What is needed: From the entries below, count the lines with "nFrequency". Write only the count.

Information supplied:
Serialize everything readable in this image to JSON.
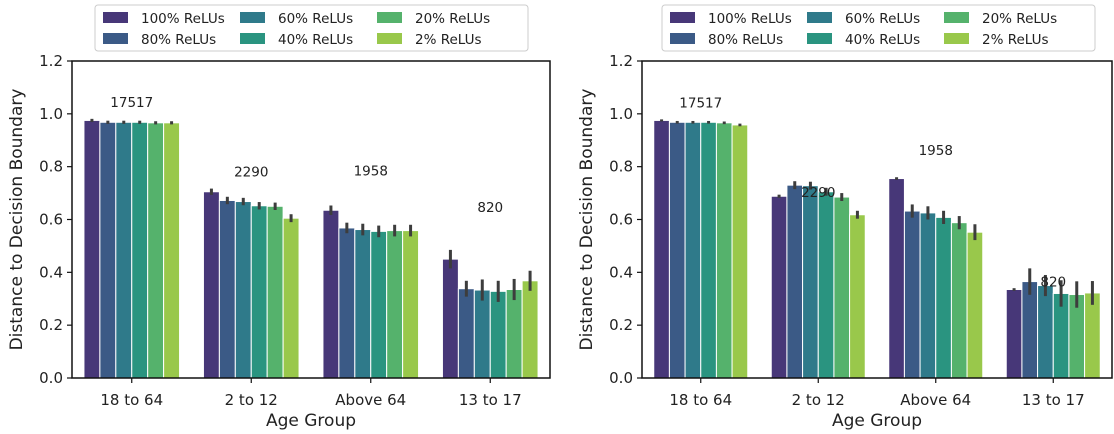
{
  "chart_data": [
    {
      "type": "bar",
      "xlabel": "Age Group",
      "ylabel": "Distance to Decision Boundary",
      "ylim": [
        0,
        1.2
      ],
      "yticks": [
        "0.0",
        "0.2",
        "0.4",
        "0.6",
        "0.8",
        "1.0",
        "1.2"
      ],
      "legend_position": "top",
      "categories": [
        "18 to 64",
        "2 to 12",
        "Above 64",
        "13 to 17"
      ],
      "counts": [
        "17517",
        "2290",
        "1958",
        "820"
      ],
      "series": [
        {
          "name": "100% ReLUs",
          "color": "#473778",
          "values": [
            0.975,
            0.705,
            0.635,
            0.45
          ],
          "err": [
            0.006,
            0.012,
            0.018,
            0.035
          ]
        },
        {
          "name": "80% ReLUs",
          "color": "#3b5a86",
          "values": [
            0.968,
            0.672,
            0.568,
            0.338
          ],
          "err": [
            0.006,
            0.014,
            0.02,
            0.03
          ]
        },
        {
          "name": "60% ReLUs",
          "color": "#2f7a8a",
          "values": [
            0.968,
            0.668,
            0.562,
            0.333
          ],
          "err": [
            0.006,
            0.014,
            0.022,
            0.04
          ]
        },
        {
          "name": "40% ReLUs",
          "color": "#2a9480",
          "values": [
            0.968,
            0.652,
            0.555,
            0.328
          ],
          "err": [
            0.006,
            0.014,
            0.022,
            0.04
          ]
        },
        {
          "name": "20% ReLUs",
          "color": "#55b26c",
          "values": [
            0.966,
            0.65,
            0.558,
            0.335
          ],
          "err": [
            0.006,
            0.014,
            0.022,
            0.04
          ]
        },
        {
          "name": "2% ReLUs",
          "color": "#99c84b",
          "values": [
            0.966,
            0.605,
            0.558,
            0.368
          ],
          "err": [
            0.006,
            0.015,
            0.022,
            0.038
          ]
        }
      ]
    },
    {
      "type": "bar",
      "xlabel": "Age Group",
      "ylabel": "Distance to Decision Boundary",
      "ylim": [
        0,
        1.2
      ],
      "yticks": [
        "0.0",
        "0.2",
        "0.4",
        "0.6",
        "0.8",
        "1.0",
        "1.2"
      ],
      "legend_position": "top",
      "categories": [
        "18 to 64",
        "2 to 12",
        "Above 64",
        "13 to 17"
      ],
      "counts": [
        "17517",
        "2290",
        "1958",
        "820"
      ],
      "series": [
        {
          "name": "100% ReLUs",
          "color": "#473778",
          "values": [
            0.975,
            0.688,
            0.755,
            0.335
          ],
          "err": [
            0.004,
            0.006,
            0.005,
            0.005
          ]
        },
        {
          "name": "80% ReLUs",
          "color": "#3b5a86",
          "values": [
            0.968,
            0.73,
            0.632,
            0.365
          ],
          "err": [
            0.005,
            0.015,
            0.025,
            0.05
          ]
        },
        {
          "name": "60% ReLUs",
          "color": "#2f7a8a",
          "values": [
            0.968,
            0.728,
            0.625,
            0.35
          ],
          "err": [
            0.005,
            0.015,
            0.025,
            0.04
          ]
        },
        {
          "name": "40% ReLUs",
          "color": "#2a9480",
          "values": [
            0.968,
            0.705,
            0.608,
            0.32
          ],
          "err": [
            0.005,
            0.015,
            0.025,
            0.05
          ]
        },
        {
          "name": "20% ReLUs",
          "color": "#55b26c",
          "values": [
            0.966,
            0.685,
            0.588,
            0.316
          ],
          "err": [
            0.005,
            0.015,
            0.025,
            0.05
          ]
        },
        {
          "name": "2% ReLUs",
          "color": "#99c84b",
          "values": [
            0.958,
            0.618,
            0.552,
            0.322
          ],
          "err": [
            0.005,
            0.015,
            0.03,
            0.045
          ]
        }
      ]
    }
  ]
}
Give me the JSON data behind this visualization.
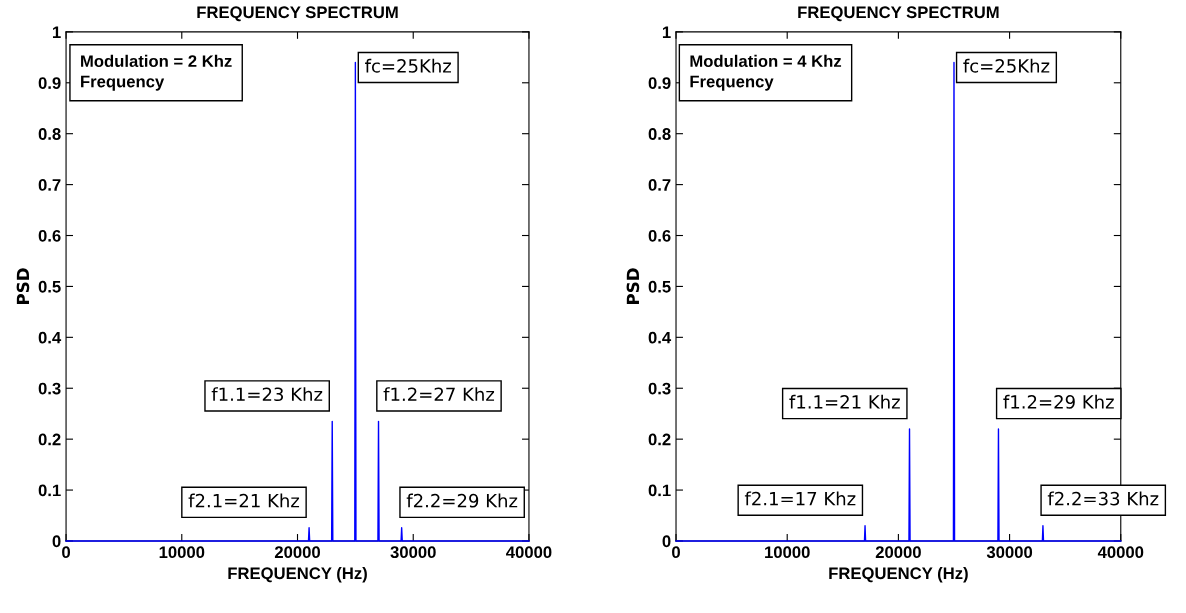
{
  "chart_data": [
    {
      "type": "line",
      "title": "FREQUENCY SPECTRUM",
      "xlabel": "FREQUENCY (Hz)",
      "ylabel": "PSD",
      "x": [
        0,
        20950,
        21000,
        21050,
        22950,
        23000,
        23050,
        24950,
        25000,
        25050,
        26950,
        27000,
        27050,
        28950,
        29000,
        29050,
        40000
      ],
      "series": [
        {
          "color": "#0000ff",
          "values": [
            0,
            0,
            0.026,
            0,
            0,
            0.235,
            0,
            0,
            0.94,
            0,
            0,
            0.235,
            0,
            0,
            0.026,
            0,
            0
          ]
        }
      ],
      "xlim": [
        0,
        40000
      ],
      "ylim": [
        0,
        1
      ],
      "xticks": [
        0,
        10000,
        20000,
        30000,
        40000
      ],
      "yticks": [
        0,
        0.1,
        0.2,
        0.3,
        0.4,
        0.5,
        0.6,
        0.7,
        0.8,
        0.9,
        1
      ],
      "annotations": [
        "Modulation = 2 Khz\nFrequency",
        {
          "text": "fc=25Khz",
          "x": 25000,
          "y": 0.94
        },
        {
          "text": "f1.1=23 Khz",
          "x": 23000,
          "y": 0.235
        },
        {
          "text": "f1.2=27 Khz",
          "x": 27000,
          "y": 0.235
        },
        {
          "text": "f2.1=21 Khz",
          "x": 21000,
          "y": 0.026
        },
        {
          "text": "f2.2=29 Khz",
          "x": 29000,
          "y": 0.026
        }
      ]
    },
    {
      "type": "line",
      "title": "FREQUENCY SPECTRUM",
      "xlabel": "FREQUENCY (Hz)",
      "ylabel": "PSD",
      "x": [
        0,
        16950,
        17000,
        17050,
        20950,
        21000,
        21050,
        24950,
        25000,
        25050,
        28950,
        29000,
        29050,
        32950,
        33000,
        33050,
        40000
      ],
      "series": [
        {
          "color": "#0000ff",
          "values": [
            0,
            0,
            0.03,
            0,
            0,
            0.22,
            0,
            0,
            0.94,
            0,
            0,
            0.22,
            0,
            0,
            0.03,
            0,
            0
          ]
        }
      ],
      "xlim": [
        0,
        40000
      ],
      "ylim": [
        0,
        1
      ],
      "xticks": [
        0,
        10000,
        20000,
        30000,
        40000
      ],
      "yticks": [
        0,
        0.1,
        0.2,
        0.3,
        0.4,
        0.5,
        0.6,
        0.7,
        0.8,
        0.9,
        1
      ],
      "annotations": [
        "Modulation = 4 Khz\nFrequency",
        {
          "text": "fc=25Khz",
          "x": 25000,
          "y": 0.94
        },
        {
          "text": "f1.1=21 Khz",
          "x": 21000,
          "y": 0.22
        },
        {
          "text": "f1.2=29 Khz",
          "x": 29000,
          "y": 0.22
        },
        {
          "text": "f2.1=17 Khz",
          "x": 17000,
          "y": 0.03
        },
        {
          "text": "f2.2=33 Khz",
          "x": 33000,
          "y": 0.03
        }
      ]
    }
  ]
}
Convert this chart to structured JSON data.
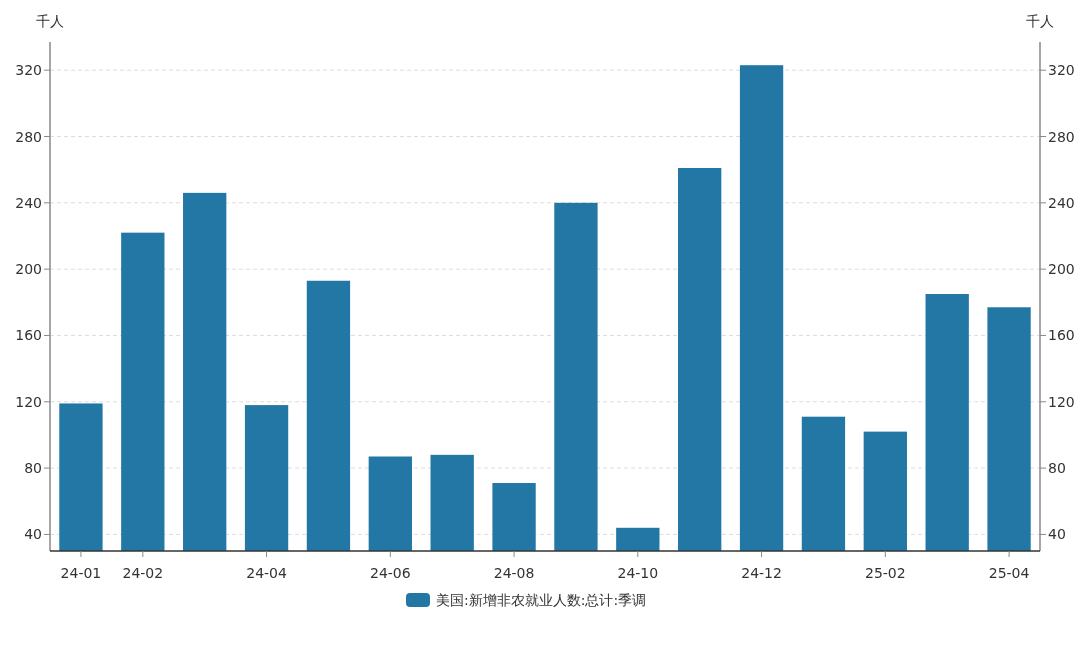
{
  "chart_data": {
    "type": "bar",
    "ylabel": "千人",
    "y2label": "千人",
    "categories": [
      "24-01",
      "24-02",
      null,
      "24-04",
      null,
      "24-06",
      null,
      "24-08",
      null,
      "24-10",
      null,
      "24-12",
      null,
      "25-02",
      null,
      "25-04"
    ],
    "series": [
      {
        "name": "美国:新增非农就业人数:总计:季调",
        "color": "#2277a4",
        "values": [
          119,
          222,
          246,
          118,
          193,
          87,
          88,
          71,
          240,
          44,
          261,
          323,
          111,
          102,
          185,
          177
        ]
      }
    ],
    "ylim": [
      30,
      337
    ],
    "yticks": [
      40,
      80,
      120,
      160,
      200,
      240,
      280,
      320
    ],
    "y2lim": [
      30,
      337
    ],
    "y2ticks": [
      40,
      80,
      120,
      160,
      200,
      240,
      280,
      320
    ],
    "grid": "y",
    "legend": "bottom"
  }
}
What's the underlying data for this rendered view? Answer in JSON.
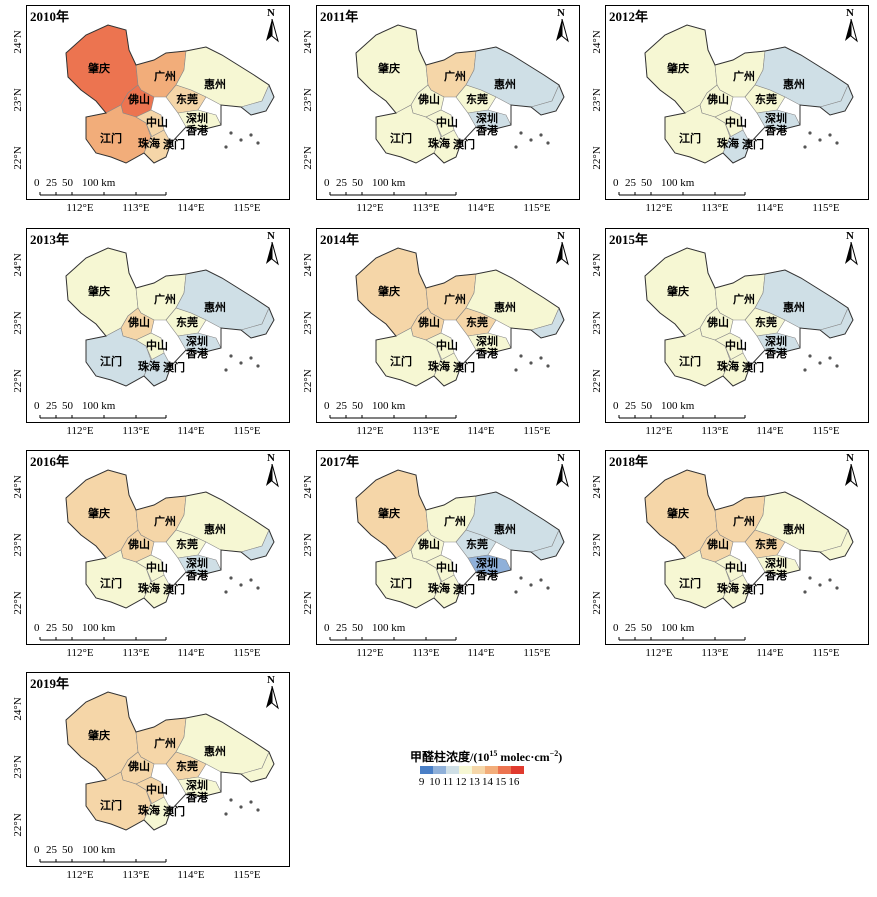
{
  "cities": [
    "肇庆",
    "广州",
    "惠州",
    "佛山",
    "东莞",
    "中山",
    "深圳",
    "江门",
    "珠海",
    "澳门",
    "香港"
  ],
  "scale_bar": {
    "labels": [
      "0",
      "25",
      "50",
      "100 km"
    ]
  },
  "north_label": "N",
  "lat_ticks": [
    "24°N",
    "23°N",
    "22°N"
  ],
  "lon_ticks": [
    "112°E",
    "113°E",
    "114°E",
    "115°E"
  ],
  "legend": {
    "title": "甲醛柱浓度/(10",
    "title_sup": "15",
    "title_unit": " molec·cm",
    "title_exp": "−2",
    "title_close": ")",
    "values": [
      "9",
      "10",
      "11",
      "12",
      "13",
      "14",
      "15",
      "16"
    ],
    "colors": [
      "#4a7fc6",
      "#8fb0d9",
      "#cfdfe6",
      "#f6f7d3",
      "#f5d6a8",
      "#f2ad7a",
      "#ec7450",
      "#e03a2e"
    ]
  },
  "panels": [
    {
      "year": "2010年",
      "regions": {
        "zhaoqing": "#ec7450",
        "guangzhou": "#f2ad7a",
        "foshan": "#ec7450",
        "huizhou": "#f6f7d3",
        "dongguan": "#f5d6a8",
        "jiangmen": "#f2ad7a",
        "zhongshan": "#f5d6a8",
        "shenzhen": "#f6f7d3",
        "zhuhai": "#f5d6a8",
        "east": "#cfdfe6"
      }
    },
    {
      "year": "2011年",
      "regions": {
        "zhaoqing": "#f6f7d3",
        "guangzhou": "#f5d6a8",
        "foshan": "#f6f7d3",
        "huizhou": "#cfdfe6",
        "dongguan": "#f6f7d3",
        "jiangmen": "#f6f7d3",
        "zhongshan": "#f6f7d3",
        "shenzhen": "#cfdfe6",
        "zhuhai": "#f6f7d3",
        "east": "#cfdfe6"
      }
    },
    {
      "year": "2012年",
      "regions": {
        "zhaoqing": "#f6f7d3",
        "guangzhou": "#f6f7d3",
        "foshan": "#f6f7d3",
        "huizhou": "#cfdfe6",
        "dongguan": "#f6f7d3",
        "jiangmen": "#f6f7d3",
        "zhongshan": "#f6f7d3",
        "shenzhen": "#cfdfe6",
        "zhuhai": "#cfdfe6",
        "east": "#cfdfe6"
      }
    },
    {
      "year": "2013年",
      "regions": {
        "zhaoqing": "#f6f7d3",
        "guangzhou": "#f6f7d3",
        "foshan": "#f5d6a8",
        "huizhou": "#cfdfe6",
        "dongguan": "#f6f7d3",
        "jiangmen": "#cfdfe6",
        "zhongshan": "#f6f7d3",
        "shenzhen": "#cfdfe6",
        "zhuhai": "#cfdfe6",
        "east": "#cfdfe6"
      }
    },
    {
      "year": "2014年",
      "regions": {
        "zhaoqing": "#f5d6a8",
        "guangzhou": "#f5d6a8",
        "foshan": "#f5d6a8",
        "huizhou": "#f6f7d3",
        "dongguan": "#f5d6a8",
        "jiangmen": "#f6f7d3",
        "zhongshan": "#f6f7d3",
        "shenzhen": "#f6f7d3",
        "zhuhai": "#f6f7d3",
        "east": "#cfdfe6"
      }
    },
    {
      "year": "2015年",
      "regions": {
        "zhaoqing": "#f6f7d3",
        "guangzhou": "#f6f7d3",
        "foshan": "#f6f7d3",
        "huizhou": "#cfdfe6",
        "dongguan": "#f6f7d3",
        "jiangmen": "#f6f7d3",
        "zhongshan": "#f6f7d3",
        "shenzhen": "#cfdfe6",
        "zhuhai": "#f6f7d3",
        "east": "#cfdfe6"
      }
    },
    {
      "year": "2016年",
      "regions": {
        "zhaoqing": "#f5d6a8",
        "guangzhou": "#f5d6a8",
        "foshan": "#f5d6a8",
        "huizhou": "#f6f7d3",
        "dongguan": "#f6f7d3",
        "jiangmen": "#f6f7d3",
        "zhongshan": "#f6f7d3",
        "shenzhen": "#cfdfe6",
        "zhuhai": "#f6f7d3",
        "east": "#cfdfe6"
      }
    },
    {
      "year": "2017年",
      "regions": {
        "zhaoqing": "#f5d6a8",
        "guangzhou": "#f6f7d3",
        "foshan": "#f6f7d3",
        "huizhou": "#cfdfe6",
        "dongguan": "#cfdfe6",
        "jiangmen": "#f6f7d3",
        "zhongshan": "#f6f7d3",
        "shenzhen": "#8fb0d9",
        "zhuhai": "#f6f7d3",
        "east": "#cfdfe6"
      }
    },
    {
      "year": "2018年",
      "regions": {
        "zhaoqing": "#f5d6a8",
        "guangzhou": "#f5d6a8",
        "foshan": "#f5d6a8",
        "huizhou": "#f6f7d3",
        "dongguan": "#f5d6a8",
        "jiangmen": "#f6f7d3",
        "zhongshan": "#f6f7d3",
        "shenzhen": "#f6f7d3",
        "zhuhai": "#f6f7d3",
        "east": "#f6f7d3"
      }
    },
    {
      "year": "2019年",
      "regions": {
        "zhaoqing": "#f5d6a8",
        "guangzhou": "#f5d6a8",
        "foshan": "#f5d6a8",
        "huizhou": "#f6f7d3",
        "dongguan": "#f5d6a8",
        "jiangmen": "#f5d6a8",
        "zhongshan": "#f5d6a8",
        "shenzhen": "#f6f7d3",
        "zhuhai": "#f6f7d3",
        "east": "#f6f7d3"
      }
    }
  ]
}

Task output: 2